-- DIRECTIONS FOR THIS TASK --
For every line in the data below that contains "Задача", copy the line.

#### RECORD EXCERPTS ####

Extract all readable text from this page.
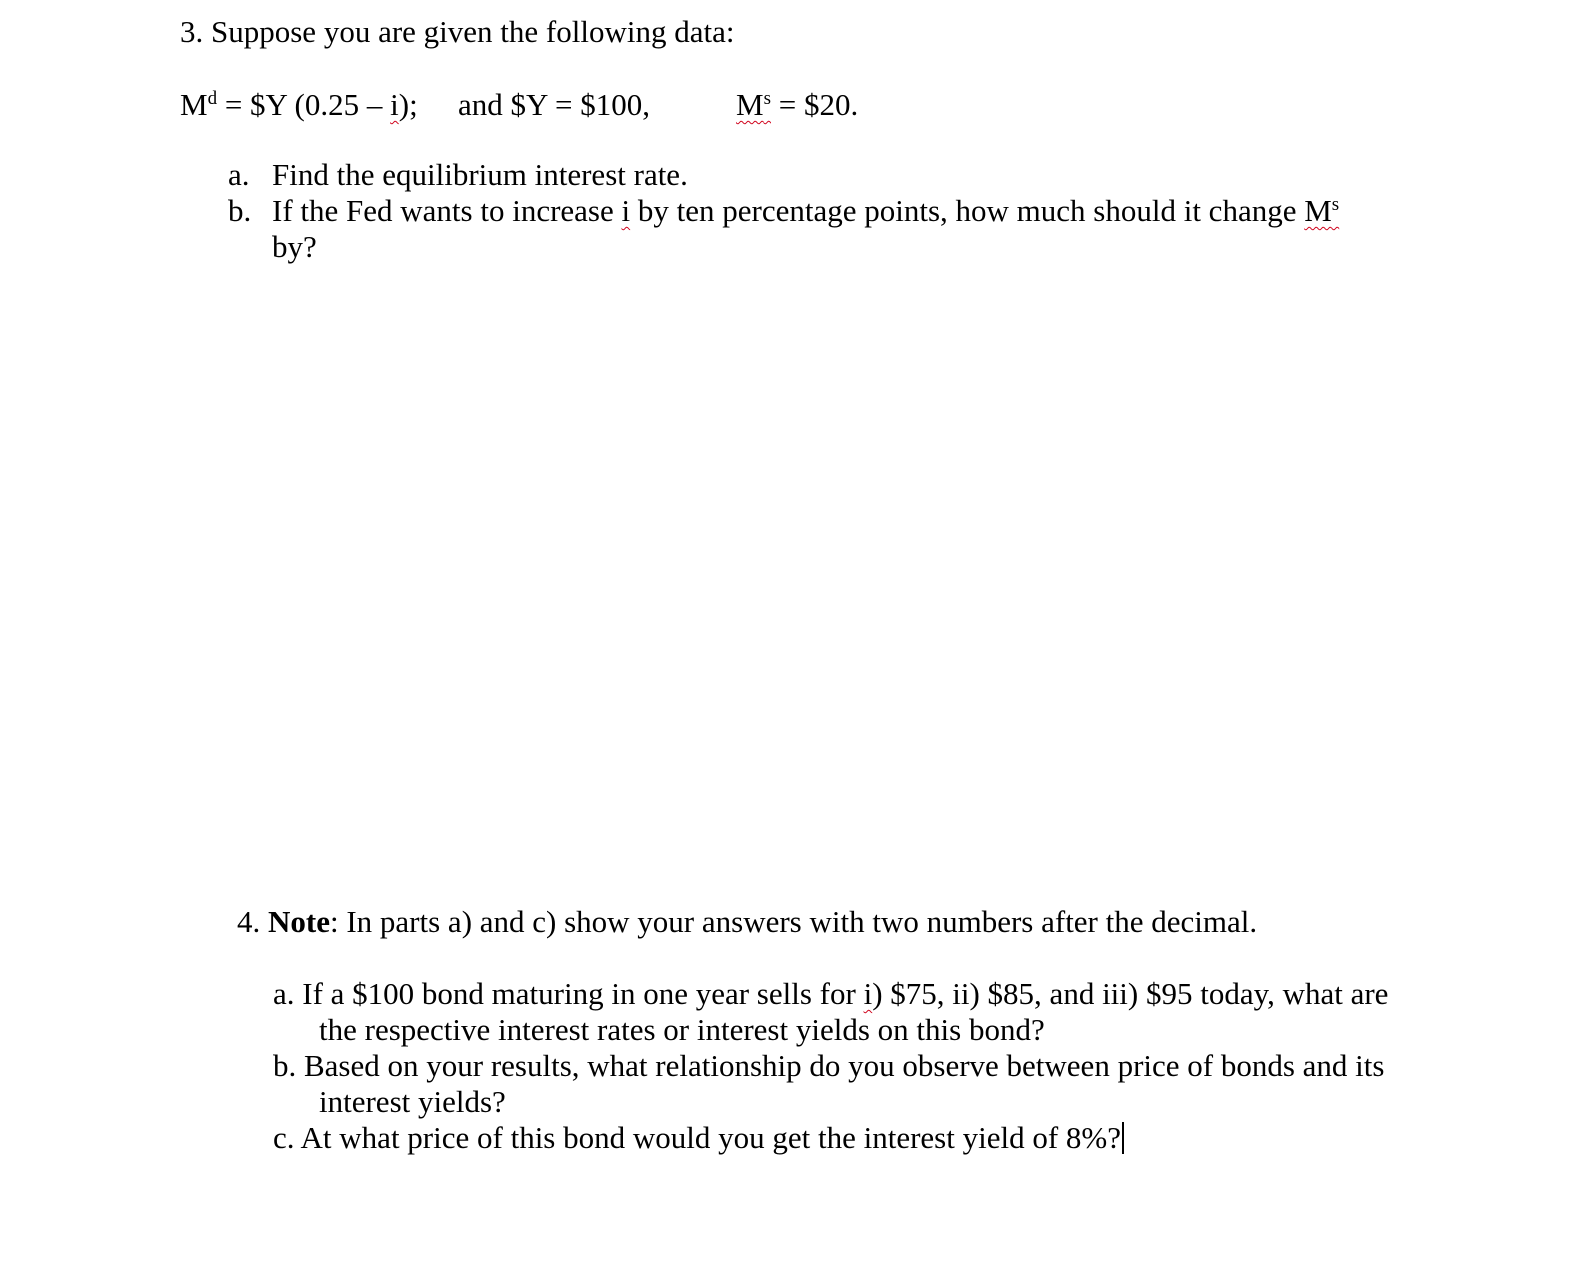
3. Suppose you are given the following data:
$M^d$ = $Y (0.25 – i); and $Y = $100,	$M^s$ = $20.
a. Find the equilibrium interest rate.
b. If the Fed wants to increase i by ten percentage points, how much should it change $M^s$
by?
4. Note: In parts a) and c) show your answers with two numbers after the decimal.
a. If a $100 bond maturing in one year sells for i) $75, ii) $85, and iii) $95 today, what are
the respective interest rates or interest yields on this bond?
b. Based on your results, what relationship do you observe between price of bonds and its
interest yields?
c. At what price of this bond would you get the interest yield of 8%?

####
#### RECORD EXCERPTS ####

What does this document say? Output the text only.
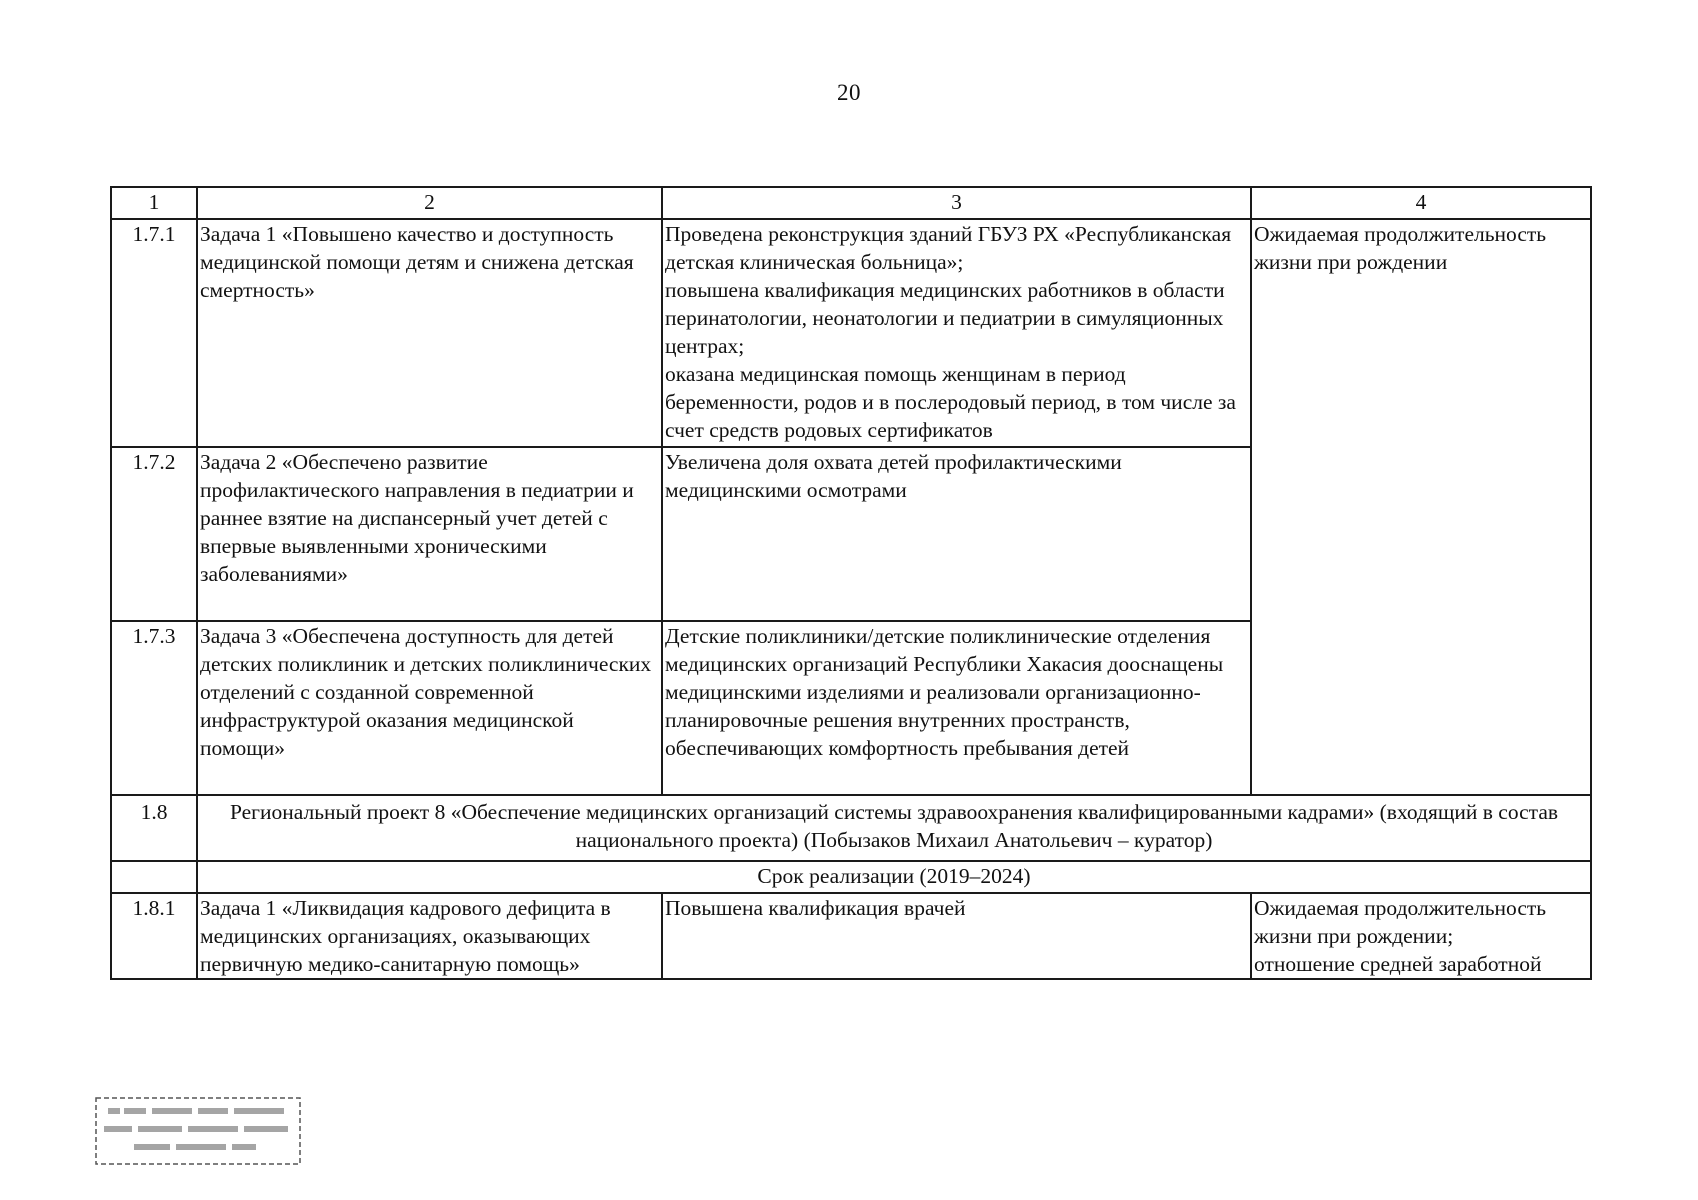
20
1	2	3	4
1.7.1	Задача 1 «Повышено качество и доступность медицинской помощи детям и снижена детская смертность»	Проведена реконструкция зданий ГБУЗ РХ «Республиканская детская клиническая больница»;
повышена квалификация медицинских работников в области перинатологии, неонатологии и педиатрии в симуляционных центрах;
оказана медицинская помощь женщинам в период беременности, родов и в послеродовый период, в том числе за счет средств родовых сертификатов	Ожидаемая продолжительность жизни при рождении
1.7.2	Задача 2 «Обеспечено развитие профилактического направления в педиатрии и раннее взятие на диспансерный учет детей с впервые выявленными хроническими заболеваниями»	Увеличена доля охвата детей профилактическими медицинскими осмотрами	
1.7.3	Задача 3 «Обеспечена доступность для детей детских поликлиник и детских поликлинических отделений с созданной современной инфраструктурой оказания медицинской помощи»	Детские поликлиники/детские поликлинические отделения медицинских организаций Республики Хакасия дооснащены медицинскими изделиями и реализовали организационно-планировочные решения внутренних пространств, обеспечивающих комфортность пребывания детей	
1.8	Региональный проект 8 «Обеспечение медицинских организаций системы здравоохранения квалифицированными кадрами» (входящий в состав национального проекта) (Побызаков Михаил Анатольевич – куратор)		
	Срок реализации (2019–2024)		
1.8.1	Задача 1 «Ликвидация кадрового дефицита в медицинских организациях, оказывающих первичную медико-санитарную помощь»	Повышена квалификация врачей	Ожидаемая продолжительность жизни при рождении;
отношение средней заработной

####

-- THE RESULT --
1.7.1	Задача 1 «Повышено качество и доступность медицинской помощи детям и снижена детская смертность»	Проведена реконструкция зданий ГБУЗ РХ «Республиканская детская клиническая больница»;
1.7.2	Задача 2 «Обеспечено развитие профилактического направления в педиатрии и раннее взятие на диспансерный учет детей с впервые выявленными хроническими заболеваниями»	Увеличена доля охвата детей профилактическими медицинскими осмотрами	
1.7.3	Задача 3 «Обеспечена доступность для детей детских поликлиник и детских поликлинических отделений с созданной современной инфраструктурой оказания медицинской помощи»	Детские поликлиники/детские поликлинические отделения медицинских организаций Республики Хакасия дооснащены медицинскими изделиями и реализовали организационно-планировочные решения внутренних пространств, обеспечивающих комфортность пребывания детей	
1.8.1	Задача 1 «Ликвидация кадрового дефицита в медицинских организациях, оказывающих первичную медико-санитарную помощь»	Повышена квалификация врачей	Ожидаемая продолжительность жизни при рождении;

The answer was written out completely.